#### What the exercise asks:
Make an exact copy of the records, with the images left out.

[Rows from a figure dataset]
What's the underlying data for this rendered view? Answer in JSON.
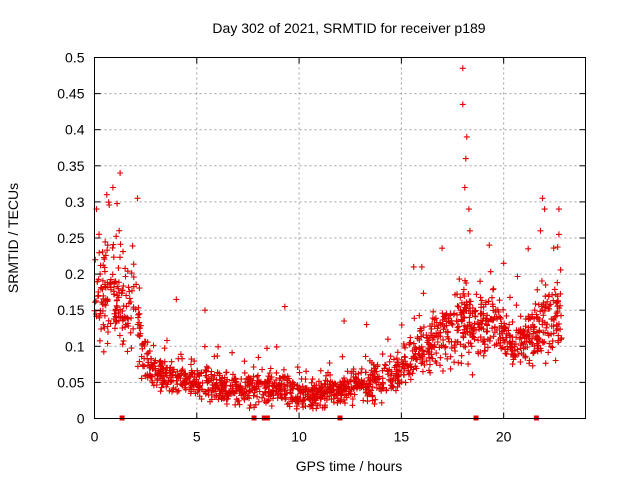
{
  "chart_data": {
    "type": "scatter",
    "title": "Day 302 of 2021, SRMTID for receiver p189",
    "xlabel": "GPS time / hours",
    "ylabel": "SRMTID / TECUs",
    "xlim": [
      0,
      24
    ],
    "ylim": [
      0,
      0.5
    ],
    "x_ticks": [
      0,
      5,
      10,
      15,
      20
    ],
    "y_ticks": [
      0,
      0.05,
      0.1,
      0.15,
      0.2,
      0.25,
      0.3,
      0.35,
      0.4,
      0.45,
      0.5
    ],
    "x_tick_labels": [
      "0",
      "5",
      "10",
      "15",
      "20"
    ],
    "y_tick_labels": [
      "0",
      "0.05",
      "0.1",
      "0.15",
      "0.2",
      "0.25",
      "0.3",
      "0.35",
      "0.4",
      "0.45",
      "0.5"
    ],
    "grid": true,
    "marker": "+",
    "color": "#e00000",
    "x_range_of_data": [
      0,
      22.9
    ],
    "baseline_markers_x": [
      1.35,
      7.8,
      8.3,
      8.45,
      12.0,
      18.65,
      21.6
    ],
    "envelope": {
      "hours": [
        0,
        0.5,
        1.0,
        1.5,
        2.0,
        2.5,
        3,
        4,
        5,
        6,
        7,
        8,
        9,
        10,
        11,
        12,
        13,
        14,
        15,
        15.5,
        16,
        17,
        17.5,
        18,
        18.5,
        19,
        19.5,
        20,
        20.5,
        21,
        21.5,
        22,
        22.5,
        22.9
      ],
      "median": [
        0.17,
        0.18,
        0.17,
        0.16,
        0.14,
        0.08,
        0.065,
        0.055,
        0.05,
        0.045,
        0.04,
        0.04,
        0.045,
        0.035,
        0.035,
        0.04,
        0.045,
        0.055,
        0.065,
        0.09,
        0.1,
        0.11,
        0.12,
        0.14,
        0.12,
        0.13,
        0.14,
        0.12,
        0.1,
        0.11,
        0.12,
        0.13,
        0.14,
        0.15
      ],
      "spread": [
        0.06,
        0.06,
        0.07,
        0.07,
        0.06,
        0.03,
        0.025,
        0.022,
        0.02,
        0.02,
        0.02,
        0.02,
        0.022,
        0.02,
        0.02,
        0.02,
        0.022,
        0.024,
        0.025,
        0.03,
        0.035,
        0.04,
        0.05,
        0.06,
        0.05,
        0.04,
        0.04,
        0.035,
        0.03,
        0.035,
        0.04,
        0.05,
        0.05,
        0.05
      ]
    },
    "peaks": [
      {
        "x": 0.9,
        "y": 0.32
      },
      {
        "x": 1.25,
        "y": 0.34
      },
      {
        "x": 2.1,
        "y": 0.305
      },
      {
        "x": 18.0,
        "y": 0.485
      },
      {
        "x": 18.0,
        "y": 0.435
      },
      {
        "x": 18.2,
        "y": 0.39
      },
      {
        "x": 18.15,
        "y": 0.36
      },
      {
        "x": 18.1,
        "y": 0.32
      },
      {
        "x": 18.3,
        "y": 0.29
      },
      {
        "x": 18.35,
        "y": 0.26
      },
      {
        "x": 16.0,
        "y": 0.21
      },
      {
        "x": 15.6,
        "y": 0.21
      },
      {
        "x": 21.9,
        "y": 0.305
      },
      {
        "x": 22.0,
        "y": 0.29
      },
      {
        "x": 22.7,
        "y": 0.29
      },
      {
        "x": 22.7,
        "y": 0.255
      },
      {
        "x": 21.8,
        "y": 0.26
      },
      {
        "x": 0.6,
        "y": 0.31
      },
      {
        "x": 0.1,
        "y": 0.29
      },
      {
        "x": 12.2,
        "y": 0.135
      },
      {
        "x": 4.0,
        "y": 0.165
      },
      {
        "x": 9.3,
        "y": 0.155
      },
      {
        "x": 5.4,
        "y": 0.15
      },
      {
        "x": 13.3,
        "y": 0.13
      },
      {
        "x": 20.0,
        "y": 0.215
      },
      {
        "x": 21.2,
        "y": 0.235
      },
      {
        "x": 19.3,
        "y": 0.24
      }
    ]
  }
}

#### Output of the exercise:
What's the underlying data for this rendered view? Answer in JSON.
{
  "chart_data": {
    "type": "scatter",
    "title": "Day 302 of 2021, SRMTID for receiver p189",
    "xlabel": "GPS time / hours",
    "ylabel": "SRMTID / TECUs",
    "xlim": [
      0,
      24
    ],
    "ylim": [
      0,
      0.5
    ],
    "x_ticks": [
      0,
      5,
      10,
      15,
      20
    ],
    "y_ticks": [
      0,
      0.05,
      0.1,
      0.15,
      0.2,
      0.25,
      0.3,
      0.35,
      0.4,
      0.45,
      0.5
    ],
    "x_tick_labels": [
      "0",
      "5",
      "10",
      "15",
      "20"
    ],
    "y_tick_labels": [
      "0",
      "0.05",
      "0.1",
      "0.15",
      "0.2",
      "0.25",
      "0.3",
      "0.35",
      "0.4",
      "0.45",
      "0.5"
    ],
    "grid": true,
    "marker": "+",
    "color": "#e00000",
    "x_range_of_data": [
      0,
      22.9
    ],
    "baseline_markers_x": [
      1.35,
      7.8,
      8.3,
      8.45,
      12.0,
      18.65,
      21.6
    ],
    "envelope": {
      "hours": [
        0,
        0.5,
        1.0,
        1.5,
        2.0,
        2.5,
        3,
        4,
        5,
        6,
        7,
        8,
        9,
        10,
        11,
        12,
        13,
        14,
        15,
        15.5,
        16,
        17,
        17.5,
        18,
        18.5,
        19,
        19.5,
        20,
        20.5,
        21,
        21.5,
        22,
        22.5,
        22.9
      ],
      "median": [
        0.17,
        0.18,
        0.17,
        0.16,
        0.14,
        0.08,
        0.065,
        0.055,
        0.05,
        0.045,
        0.04,
        0.04,
        0.045,
        0.035,
        0.035,
        0.04,
        0.045,
        0.055,
        0.065,
        0.09,
        0.1,
        0.11,
        0.12,
        0.14,
        0.12,
        0.13,
        0.14,
        0.12,
        0.1,
        0.11,
        0.12,
        0.13,
        0.14,
        0.15
      ],
      "spread": [
        0.06,
        0.06,
        0.07,
        0.07,
        0.06,
        0.03,
        0.025,
        0.022,
        0.02,
        0.02,
        0.02,
        0.02,
        0.022,
        0.02,
        0.02,
        0.02,
        0.022,
        0.024,
        0.025,
        0.03,
        0.035,
        0.04,
        0.05,
        0.06,
        0.05,
        0.04,
        0.04,
        0.035,
        0.03,
        0.035,
        0.04,
        0.05,
        0.05,
        0.05
      ]
    },
    "peaks": [
      {
        "x": 0.9,
        "y": 0.32
      },
      {
        "x": 1.25,
        "y": 0.34
      },
      {
        "x": 2.1,
        "y": 0.305
      },
      {
        "x": 18.0,
        "y": 0.485
      },
      {
        "x": 18.0,
        "y": 0.435
      },
      {
        "x": 18.2,
        "y": 0.39
      },
      {
        "x": 18.15,
        "y": 0.36
      },
      {
        "x": 18.1,
        "y": 0.32
      },
      {
        "x": 18.3,
        "y": 0.29
      },
      {
        "x": 18.35,
        "y": 0.26
      },
      {
        "x": 16.0,
        "y": 0.21
      },
      {
        "x": 15.6,
        "y": 0.21
      },
      {
        "x": 21.9,
        "y": 0.305
      },
      {
        "x": 22.0,
        "y": 0.29
      },
      {
        "x": 22.7,
        "y": 0.29
      },
      {
        "x": 22.7,
        "y": 0.255
      },
      {
        "x": 21.8,
        "y": 0.26
      },
      {
        "x": 0.6,
        "y": 0.31
      },
      {
        "x": 0.1,
        "y": 0.29
      },
      {
        "x": 12.2,
        "y": 0.135
      },
      {
        "x": 4.0,
        "y": 0.165
      },
      {
        "x": 9.3,
        "y": 0.155
      },
      {
        "x": 5.4,
        "y": 0.15
      },
      {
        "x": 13.3,
        "y": 0.13
      },
      {
        "x": 20.0,
        "y": 0.215
      },
      {
        "x": 21.2,
        "y": 0.235
      },
      {
        "x": 19.3,
        "y": 0.24
      }
    ]
  }
}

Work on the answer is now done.